══ Data entries ══

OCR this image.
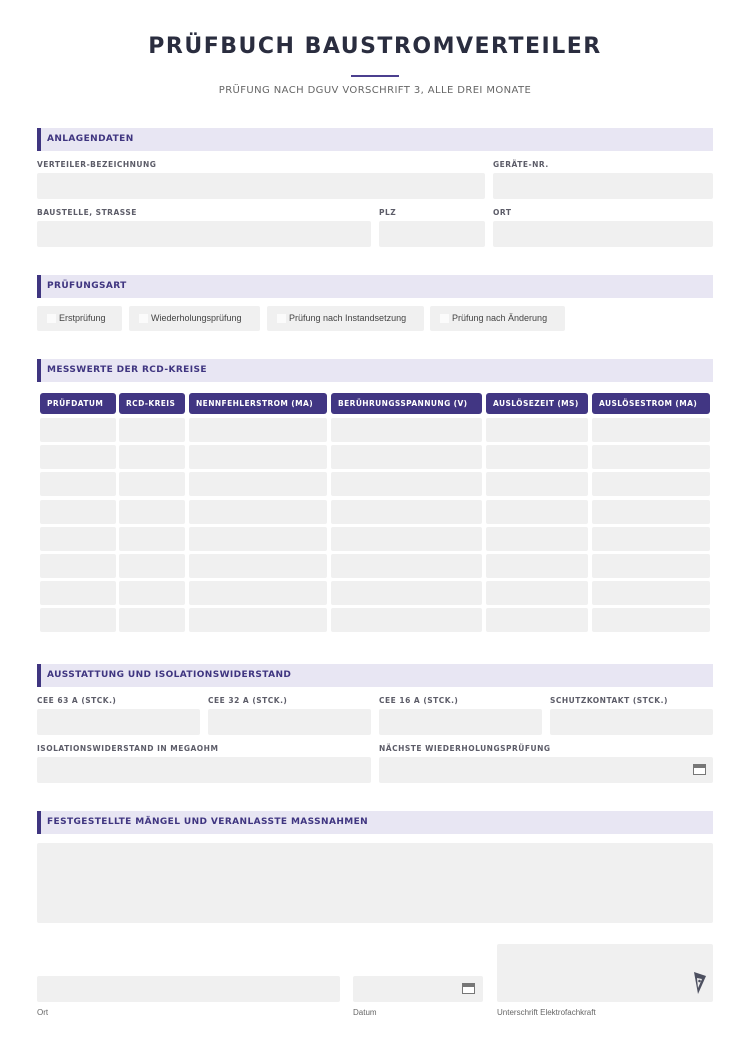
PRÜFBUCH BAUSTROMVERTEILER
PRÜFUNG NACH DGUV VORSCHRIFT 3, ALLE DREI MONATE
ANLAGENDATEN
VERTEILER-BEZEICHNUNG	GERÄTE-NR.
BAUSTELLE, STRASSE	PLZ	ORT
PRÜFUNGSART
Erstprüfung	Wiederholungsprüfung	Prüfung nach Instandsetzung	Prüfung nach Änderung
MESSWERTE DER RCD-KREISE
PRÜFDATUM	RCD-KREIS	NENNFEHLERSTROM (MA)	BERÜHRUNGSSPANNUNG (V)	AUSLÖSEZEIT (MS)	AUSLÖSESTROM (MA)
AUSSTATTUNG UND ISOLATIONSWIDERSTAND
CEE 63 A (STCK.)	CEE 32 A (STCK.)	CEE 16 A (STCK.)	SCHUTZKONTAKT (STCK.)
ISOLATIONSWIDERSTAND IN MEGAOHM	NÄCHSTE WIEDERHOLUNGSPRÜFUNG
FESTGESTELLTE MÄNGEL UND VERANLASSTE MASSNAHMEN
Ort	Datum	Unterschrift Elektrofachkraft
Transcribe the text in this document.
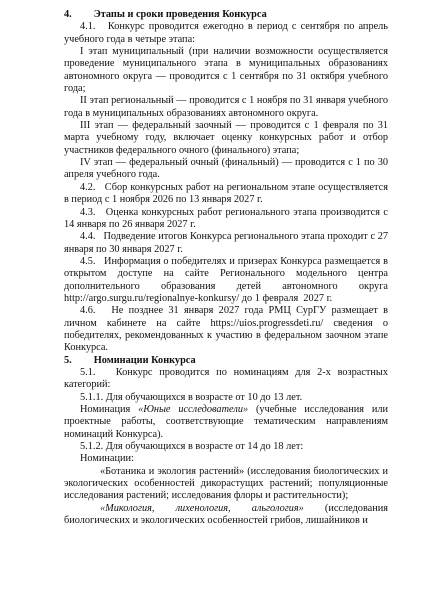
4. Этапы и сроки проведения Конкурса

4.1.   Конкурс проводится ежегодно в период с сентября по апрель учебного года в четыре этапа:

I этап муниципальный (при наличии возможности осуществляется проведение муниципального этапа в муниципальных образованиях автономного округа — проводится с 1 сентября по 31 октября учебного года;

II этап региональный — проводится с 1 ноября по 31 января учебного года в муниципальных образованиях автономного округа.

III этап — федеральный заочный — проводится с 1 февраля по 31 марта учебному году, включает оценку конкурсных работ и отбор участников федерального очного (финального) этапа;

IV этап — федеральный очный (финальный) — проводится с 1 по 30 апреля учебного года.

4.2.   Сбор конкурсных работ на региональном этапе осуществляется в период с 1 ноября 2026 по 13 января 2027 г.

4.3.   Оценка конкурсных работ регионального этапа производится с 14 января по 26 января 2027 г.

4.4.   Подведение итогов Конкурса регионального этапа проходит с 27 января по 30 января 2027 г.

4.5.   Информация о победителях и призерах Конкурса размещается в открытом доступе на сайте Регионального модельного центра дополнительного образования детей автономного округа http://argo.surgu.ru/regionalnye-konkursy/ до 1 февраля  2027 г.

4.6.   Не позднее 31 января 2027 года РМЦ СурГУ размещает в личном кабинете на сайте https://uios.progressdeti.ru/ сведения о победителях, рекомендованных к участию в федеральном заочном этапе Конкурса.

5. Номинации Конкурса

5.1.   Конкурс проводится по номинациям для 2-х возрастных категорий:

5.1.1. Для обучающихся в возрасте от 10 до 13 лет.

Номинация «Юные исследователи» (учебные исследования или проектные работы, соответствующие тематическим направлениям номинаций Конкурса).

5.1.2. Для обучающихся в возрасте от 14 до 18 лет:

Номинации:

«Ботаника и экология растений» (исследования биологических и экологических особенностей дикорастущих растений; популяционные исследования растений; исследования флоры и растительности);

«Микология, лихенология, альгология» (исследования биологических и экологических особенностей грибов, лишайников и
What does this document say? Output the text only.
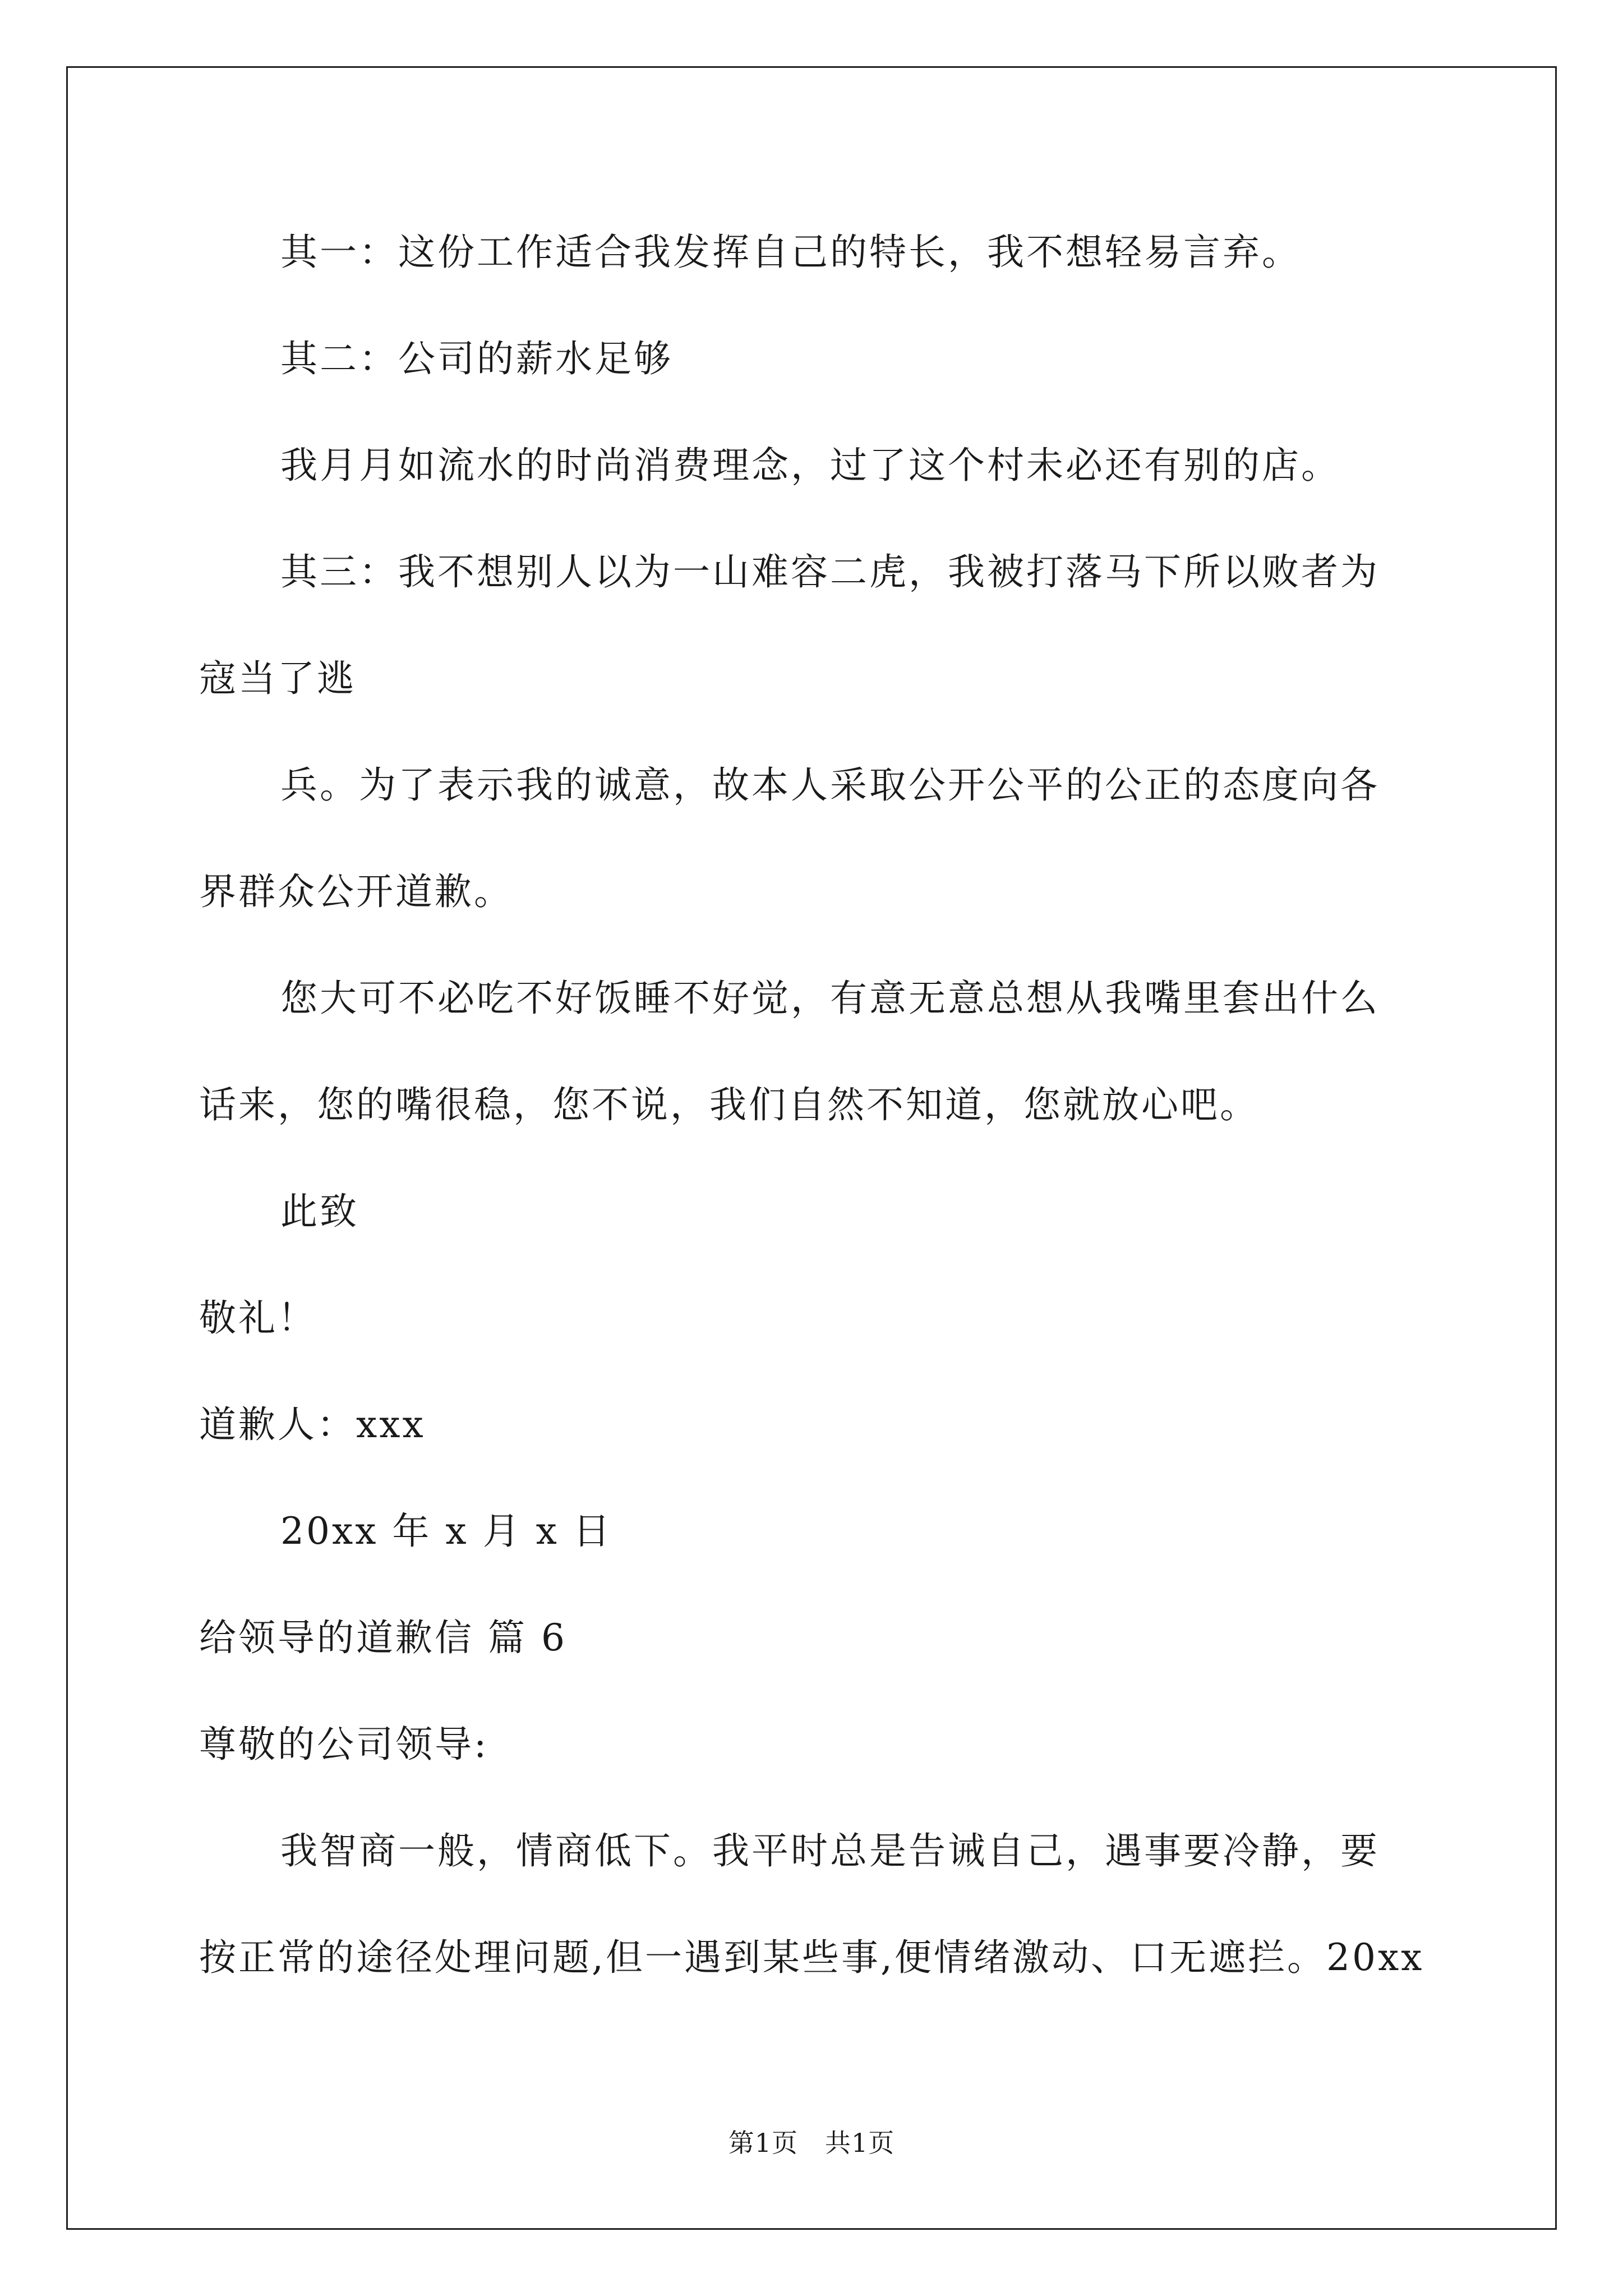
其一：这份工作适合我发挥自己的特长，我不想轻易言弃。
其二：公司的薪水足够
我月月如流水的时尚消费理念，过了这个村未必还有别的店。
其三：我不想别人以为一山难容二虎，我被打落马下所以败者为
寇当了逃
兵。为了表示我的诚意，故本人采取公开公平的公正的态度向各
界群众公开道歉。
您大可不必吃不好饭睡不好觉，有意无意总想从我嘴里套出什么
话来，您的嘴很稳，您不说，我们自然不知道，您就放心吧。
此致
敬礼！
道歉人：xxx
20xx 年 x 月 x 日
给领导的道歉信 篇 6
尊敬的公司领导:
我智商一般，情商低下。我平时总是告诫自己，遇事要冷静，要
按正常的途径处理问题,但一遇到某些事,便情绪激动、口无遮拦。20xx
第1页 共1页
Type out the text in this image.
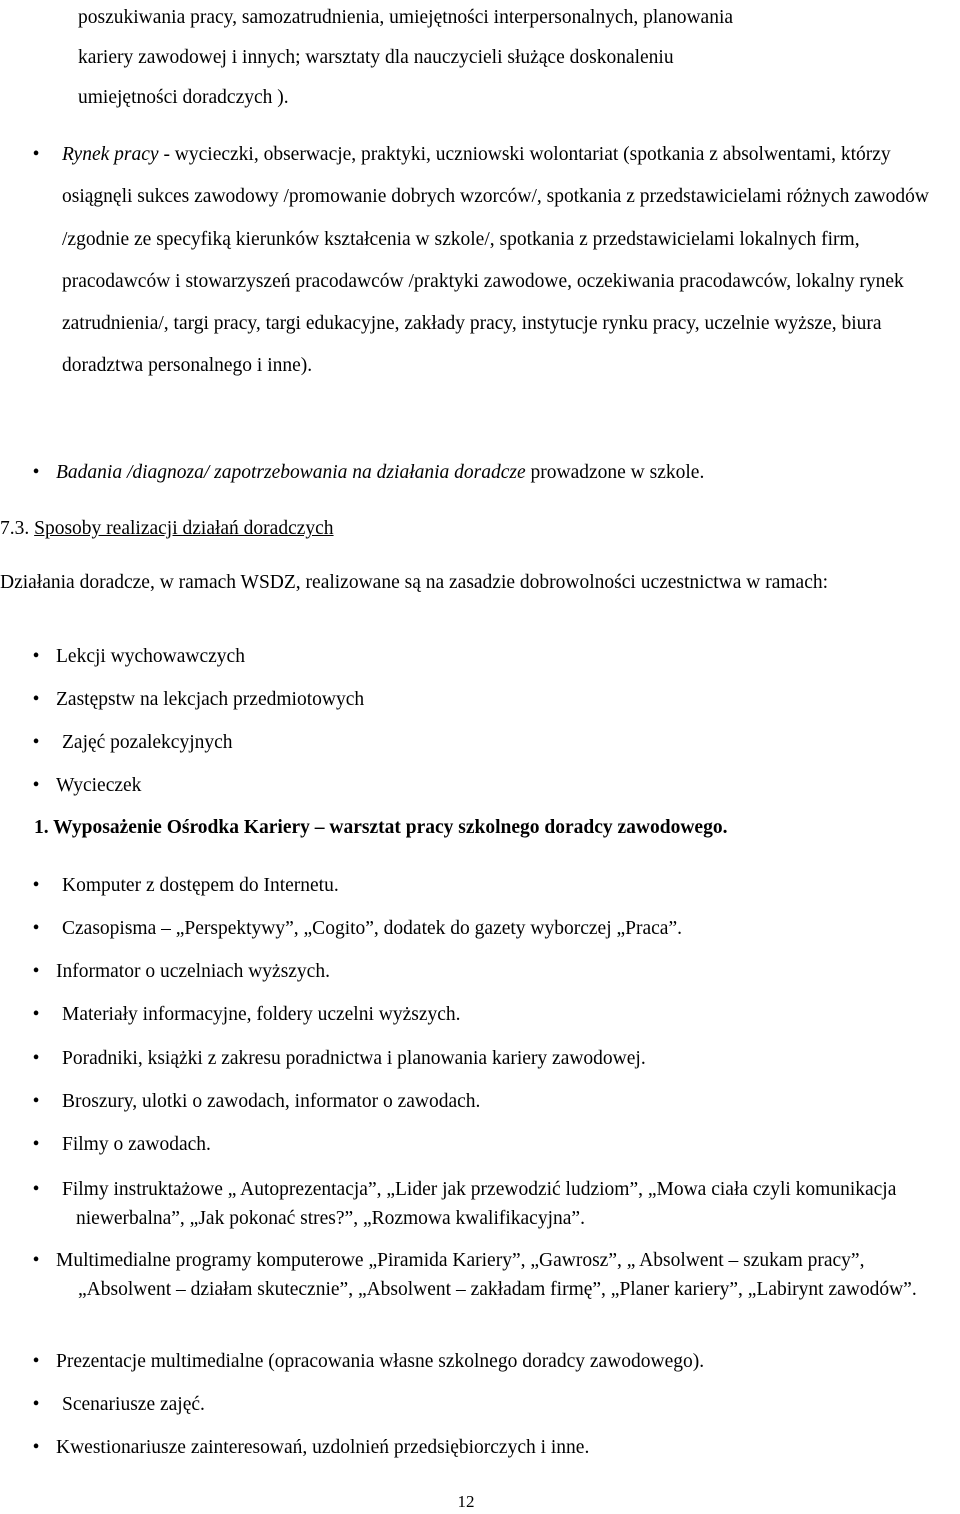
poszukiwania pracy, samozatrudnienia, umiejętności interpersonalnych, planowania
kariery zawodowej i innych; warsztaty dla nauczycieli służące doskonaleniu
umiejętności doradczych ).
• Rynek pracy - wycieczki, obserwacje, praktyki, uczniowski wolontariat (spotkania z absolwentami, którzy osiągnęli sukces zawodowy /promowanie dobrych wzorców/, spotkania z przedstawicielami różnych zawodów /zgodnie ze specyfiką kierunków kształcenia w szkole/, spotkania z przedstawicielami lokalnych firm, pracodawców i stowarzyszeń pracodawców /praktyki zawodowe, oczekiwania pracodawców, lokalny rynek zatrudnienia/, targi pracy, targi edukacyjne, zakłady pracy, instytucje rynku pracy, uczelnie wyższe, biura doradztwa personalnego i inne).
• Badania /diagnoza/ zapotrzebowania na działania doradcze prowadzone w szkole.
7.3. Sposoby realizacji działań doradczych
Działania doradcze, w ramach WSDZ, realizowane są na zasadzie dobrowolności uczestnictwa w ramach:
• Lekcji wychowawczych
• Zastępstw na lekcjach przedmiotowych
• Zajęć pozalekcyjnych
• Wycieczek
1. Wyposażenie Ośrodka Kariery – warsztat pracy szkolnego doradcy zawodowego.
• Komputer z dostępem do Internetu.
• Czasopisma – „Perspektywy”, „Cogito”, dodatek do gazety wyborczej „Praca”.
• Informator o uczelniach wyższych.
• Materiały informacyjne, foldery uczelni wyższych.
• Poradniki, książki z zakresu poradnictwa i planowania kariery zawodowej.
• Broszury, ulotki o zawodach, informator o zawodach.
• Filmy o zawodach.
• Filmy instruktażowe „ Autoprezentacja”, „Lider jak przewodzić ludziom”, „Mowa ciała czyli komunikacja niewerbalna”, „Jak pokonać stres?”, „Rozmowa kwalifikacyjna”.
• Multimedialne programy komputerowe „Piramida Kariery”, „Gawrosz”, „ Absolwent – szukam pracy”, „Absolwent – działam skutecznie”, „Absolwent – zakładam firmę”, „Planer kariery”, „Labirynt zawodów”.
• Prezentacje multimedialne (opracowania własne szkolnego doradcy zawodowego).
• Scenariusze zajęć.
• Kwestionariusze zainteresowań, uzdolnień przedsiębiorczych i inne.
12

═══

Find the lines containing "сайте" and pull them out.

## Full answer
4.5.   Информация о победителях и призерах Конкурса размещается в открытом доступе на сайте Регионального модельного центра дополнительного образования детей автономного округа http://argo.surgu.ru/regionalnye-konkursy/ до 1 февраля  2027 г.
4.6.   Не позднее 31 января 2027 года РМЦ СурГУ размещает в личном кабинете на сайте https://uios.progressdeti.ru/ сведения о победителях, рекомендованных к участию в федеральном заочном этапе Конкурса.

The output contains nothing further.